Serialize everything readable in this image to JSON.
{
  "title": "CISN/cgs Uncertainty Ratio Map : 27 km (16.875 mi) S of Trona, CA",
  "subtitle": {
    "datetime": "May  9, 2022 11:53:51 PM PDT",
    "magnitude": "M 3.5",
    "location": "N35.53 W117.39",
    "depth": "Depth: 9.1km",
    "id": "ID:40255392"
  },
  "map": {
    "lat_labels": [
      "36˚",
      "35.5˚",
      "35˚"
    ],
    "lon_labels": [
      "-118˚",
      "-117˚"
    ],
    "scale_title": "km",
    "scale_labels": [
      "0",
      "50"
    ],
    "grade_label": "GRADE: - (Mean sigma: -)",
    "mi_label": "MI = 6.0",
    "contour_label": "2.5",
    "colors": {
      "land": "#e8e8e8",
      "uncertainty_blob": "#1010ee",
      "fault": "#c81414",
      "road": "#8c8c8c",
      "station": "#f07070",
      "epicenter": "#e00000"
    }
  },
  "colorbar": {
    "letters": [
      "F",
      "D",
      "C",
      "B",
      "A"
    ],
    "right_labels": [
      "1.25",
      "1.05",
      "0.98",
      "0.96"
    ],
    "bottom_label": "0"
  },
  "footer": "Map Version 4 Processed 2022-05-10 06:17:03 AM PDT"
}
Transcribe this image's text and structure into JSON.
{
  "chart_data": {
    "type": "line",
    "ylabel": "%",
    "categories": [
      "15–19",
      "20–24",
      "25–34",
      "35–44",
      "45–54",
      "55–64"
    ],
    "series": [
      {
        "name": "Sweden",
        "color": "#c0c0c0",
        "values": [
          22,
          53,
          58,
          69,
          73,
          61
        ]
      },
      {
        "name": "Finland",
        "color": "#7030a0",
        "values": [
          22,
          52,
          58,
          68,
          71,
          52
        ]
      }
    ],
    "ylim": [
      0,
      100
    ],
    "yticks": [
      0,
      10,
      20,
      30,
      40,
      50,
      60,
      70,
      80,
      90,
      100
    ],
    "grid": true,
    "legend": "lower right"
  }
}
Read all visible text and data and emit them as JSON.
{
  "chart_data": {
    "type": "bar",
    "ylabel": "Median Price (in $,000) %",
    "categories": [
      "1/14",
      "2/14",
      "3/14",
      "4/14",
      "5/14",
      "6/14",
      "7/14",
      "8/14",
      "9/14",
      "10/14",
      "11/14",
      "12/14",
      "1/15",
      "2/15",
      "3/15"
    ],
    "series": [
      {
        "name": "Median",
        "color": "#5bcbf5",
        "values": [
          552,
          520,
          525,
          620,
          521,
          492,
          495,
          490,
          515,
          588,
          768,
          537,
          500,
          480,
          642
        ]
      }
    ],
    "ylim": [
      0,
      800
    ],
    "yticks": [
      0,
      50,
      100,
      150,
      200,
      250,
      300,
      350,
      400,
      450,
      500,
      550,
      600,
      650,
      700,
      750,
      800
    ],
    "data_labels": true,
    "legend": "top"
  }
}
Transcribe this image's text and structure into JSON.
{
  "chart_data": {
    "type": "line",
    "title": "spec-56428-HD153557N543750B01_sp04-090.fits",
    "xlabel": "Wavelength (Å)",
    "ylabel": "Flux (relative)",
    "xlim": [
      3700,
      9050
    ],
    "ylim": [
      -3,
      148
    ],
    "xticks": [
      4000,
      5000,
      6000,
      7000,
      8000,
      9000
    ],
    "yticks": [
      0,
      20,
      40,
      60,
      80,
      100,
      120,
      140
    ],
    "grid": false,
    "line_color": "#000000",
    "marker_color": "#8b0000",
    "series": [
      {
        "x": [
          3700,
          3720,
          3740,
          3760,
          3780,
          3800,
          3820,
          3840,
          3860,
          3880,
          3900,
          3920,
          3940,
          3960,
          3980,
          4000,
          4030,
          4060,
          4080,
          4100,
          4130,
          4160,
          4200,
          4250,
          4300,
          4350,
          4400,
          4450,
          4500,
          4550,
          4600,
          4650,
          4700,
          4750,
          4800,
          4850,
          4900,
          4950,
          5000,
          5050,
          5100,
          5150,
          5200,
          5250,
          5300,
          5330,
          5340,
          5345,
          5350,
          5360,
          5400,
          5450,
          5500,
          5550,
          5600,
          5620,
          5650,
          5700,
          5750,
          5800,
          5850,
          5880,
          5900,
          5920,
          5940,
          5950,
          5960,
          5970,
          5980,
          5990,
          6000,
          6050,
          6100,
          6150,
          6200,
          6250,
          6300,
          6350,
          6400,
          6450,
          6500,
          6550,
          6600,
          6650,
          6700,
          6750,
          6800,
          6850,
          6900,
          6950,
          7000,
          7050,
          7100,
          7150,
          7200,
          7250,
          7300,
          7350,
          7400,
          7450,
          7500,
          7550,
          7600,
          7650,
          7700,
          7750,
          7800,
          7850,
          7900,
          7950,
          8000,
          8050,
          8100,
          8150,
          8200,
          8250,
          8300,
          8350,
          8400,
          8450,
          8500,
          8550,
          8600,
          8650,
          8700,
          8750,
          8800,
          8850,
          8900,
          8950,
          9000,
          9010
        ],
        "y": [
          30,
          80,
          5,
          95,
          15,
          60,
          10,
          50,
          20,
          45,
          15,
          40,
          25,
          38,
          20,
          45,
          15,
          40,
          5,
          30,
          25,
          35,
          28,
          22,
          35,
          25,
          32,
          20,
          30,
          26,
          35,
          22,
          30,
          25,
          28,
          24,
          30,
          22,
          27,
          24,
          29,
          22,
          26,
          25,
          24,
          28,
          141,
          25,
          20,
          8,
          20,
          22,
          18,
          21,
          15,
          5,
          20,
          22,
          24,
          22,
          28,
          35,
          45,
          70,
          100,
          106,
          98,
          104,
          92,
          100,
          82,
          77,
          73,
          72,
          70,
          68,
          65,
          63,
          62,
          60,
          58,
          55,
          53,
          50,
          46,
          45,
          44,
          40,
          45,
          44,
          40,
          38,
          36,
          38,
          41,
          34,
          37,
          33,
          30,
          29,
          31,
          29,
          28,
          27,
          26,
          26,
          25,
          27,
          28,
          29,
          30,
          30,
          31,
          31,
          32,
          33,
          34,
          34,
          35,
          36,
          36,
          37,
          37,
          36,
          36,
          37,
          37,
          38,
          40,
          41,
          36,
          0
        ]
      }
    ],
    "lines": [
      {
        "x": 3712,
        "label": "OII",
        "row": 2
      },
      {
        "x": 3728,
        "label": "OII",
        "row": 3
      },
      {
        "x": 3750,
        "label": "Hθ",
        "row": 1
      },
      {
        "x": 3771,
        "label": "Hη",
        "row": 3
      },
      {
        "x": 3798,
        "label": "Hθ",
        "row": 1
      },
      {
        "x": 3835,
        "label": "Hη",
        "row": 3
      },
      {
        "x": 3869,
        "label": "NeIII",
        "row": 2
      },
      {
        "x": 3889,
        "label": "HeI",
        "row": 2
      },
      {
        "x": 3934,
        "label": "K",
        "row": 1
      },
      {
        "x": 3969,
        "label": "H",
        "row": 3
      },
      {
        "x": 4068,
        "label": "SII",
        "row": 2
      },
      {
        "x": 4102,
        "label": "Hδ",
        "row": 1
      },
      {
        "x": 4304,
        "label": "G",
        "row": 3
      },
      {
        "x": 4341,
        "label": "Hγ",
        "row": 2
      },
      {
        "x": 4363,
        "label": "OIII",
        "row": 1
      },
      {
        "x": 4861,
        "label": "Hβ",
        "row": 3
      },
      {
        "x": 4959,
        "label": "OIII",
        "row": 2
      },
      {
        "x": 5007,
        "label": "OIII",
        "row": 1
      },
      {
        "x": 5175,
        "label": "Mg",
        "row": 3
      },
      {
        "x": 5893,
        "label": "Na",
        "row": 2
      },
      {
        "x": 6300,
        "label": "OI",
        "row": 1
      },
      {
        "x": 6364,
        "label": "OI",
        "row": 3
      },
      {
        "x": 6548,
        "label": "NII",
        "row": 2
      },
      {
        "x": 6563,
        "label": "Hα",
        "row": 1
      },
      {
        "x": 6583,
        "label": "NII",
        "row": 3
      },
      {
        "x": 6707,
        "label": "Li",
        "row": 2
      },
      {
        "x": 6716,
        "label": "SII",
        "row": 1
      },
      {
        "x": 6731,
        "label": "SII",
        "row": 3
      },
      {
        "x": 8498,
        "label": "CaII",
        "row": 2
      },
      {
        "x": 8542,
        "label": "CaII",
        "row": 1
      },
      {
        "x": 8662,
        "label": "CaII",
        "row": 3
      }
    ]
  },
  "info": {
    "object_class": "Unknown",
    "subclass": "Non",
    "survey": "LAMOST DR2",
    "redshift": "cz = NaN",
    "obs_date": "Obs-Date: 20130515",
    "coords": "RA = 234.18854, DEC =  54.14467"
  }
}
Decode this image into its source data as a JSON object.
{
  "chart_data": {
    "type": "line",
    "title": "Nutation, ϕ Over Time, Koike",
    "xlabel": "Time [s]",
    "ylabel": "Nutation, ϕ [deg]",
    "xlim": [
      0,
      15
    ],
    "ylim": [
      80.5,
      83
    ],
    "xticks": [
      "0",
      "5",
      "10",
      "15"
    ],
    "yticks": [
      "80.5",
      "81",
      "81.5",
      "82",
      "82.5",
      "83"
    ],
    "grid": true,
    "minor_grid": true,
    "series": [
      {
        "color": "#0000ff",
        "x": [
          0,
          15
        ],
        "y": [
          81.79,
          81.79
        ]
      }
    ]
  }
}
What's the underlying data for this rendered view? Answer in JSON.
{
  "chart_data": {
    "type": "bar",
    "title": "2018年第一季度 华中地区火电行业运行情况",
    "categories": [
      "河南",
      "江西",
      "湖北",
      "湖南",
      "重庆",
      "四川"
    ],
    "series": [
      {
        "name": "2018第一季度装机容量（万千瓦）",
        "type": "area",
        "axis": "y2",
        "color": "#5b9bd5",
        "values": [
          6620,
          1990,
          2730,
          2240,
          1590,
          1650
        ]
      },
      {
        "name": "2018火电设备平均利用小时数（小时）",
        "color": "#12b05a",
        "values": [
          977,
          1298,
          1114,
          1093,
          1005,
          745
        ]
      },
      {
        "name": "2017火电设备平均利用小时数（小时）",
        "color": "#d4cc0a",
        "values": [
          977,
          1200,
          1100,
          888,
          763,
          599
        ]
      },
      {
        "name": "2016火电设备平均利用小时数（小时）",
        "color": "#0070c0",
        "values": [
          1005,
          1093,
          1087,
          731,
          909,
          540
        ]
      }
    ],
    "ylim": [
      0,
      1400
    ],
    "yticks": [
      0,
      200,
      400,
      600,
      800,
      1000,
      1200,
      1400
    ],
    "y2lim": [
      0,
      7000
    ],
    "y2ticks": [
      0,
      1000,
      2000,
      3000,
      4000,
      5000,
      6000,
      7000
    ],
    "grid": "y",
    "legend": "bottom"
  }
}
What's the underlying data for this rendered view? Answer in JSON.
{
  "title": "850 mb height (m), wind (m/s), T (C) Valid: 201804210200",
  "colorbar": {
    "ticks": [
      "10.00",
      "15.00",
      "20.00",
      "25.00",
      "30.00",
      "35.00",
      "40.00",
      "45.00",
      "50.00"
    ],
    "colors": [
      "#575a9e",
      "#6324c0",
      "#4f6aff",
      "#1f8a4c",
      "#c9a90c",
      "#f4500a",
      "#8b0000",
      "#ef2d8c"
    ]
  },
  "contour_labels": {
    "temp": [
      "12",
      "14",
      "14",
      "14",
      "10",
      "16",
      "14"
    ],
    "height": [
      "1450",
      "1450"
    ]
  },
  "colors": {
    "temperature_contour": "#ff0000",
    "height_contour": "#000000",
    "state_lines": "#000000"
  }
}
-- -- --
**What is required**
Identify the lines in the entries that hold "legend" and return each one.

**Written answer**
    "legend": "lower right"
    "legend": "top"
    "legend": "bottom"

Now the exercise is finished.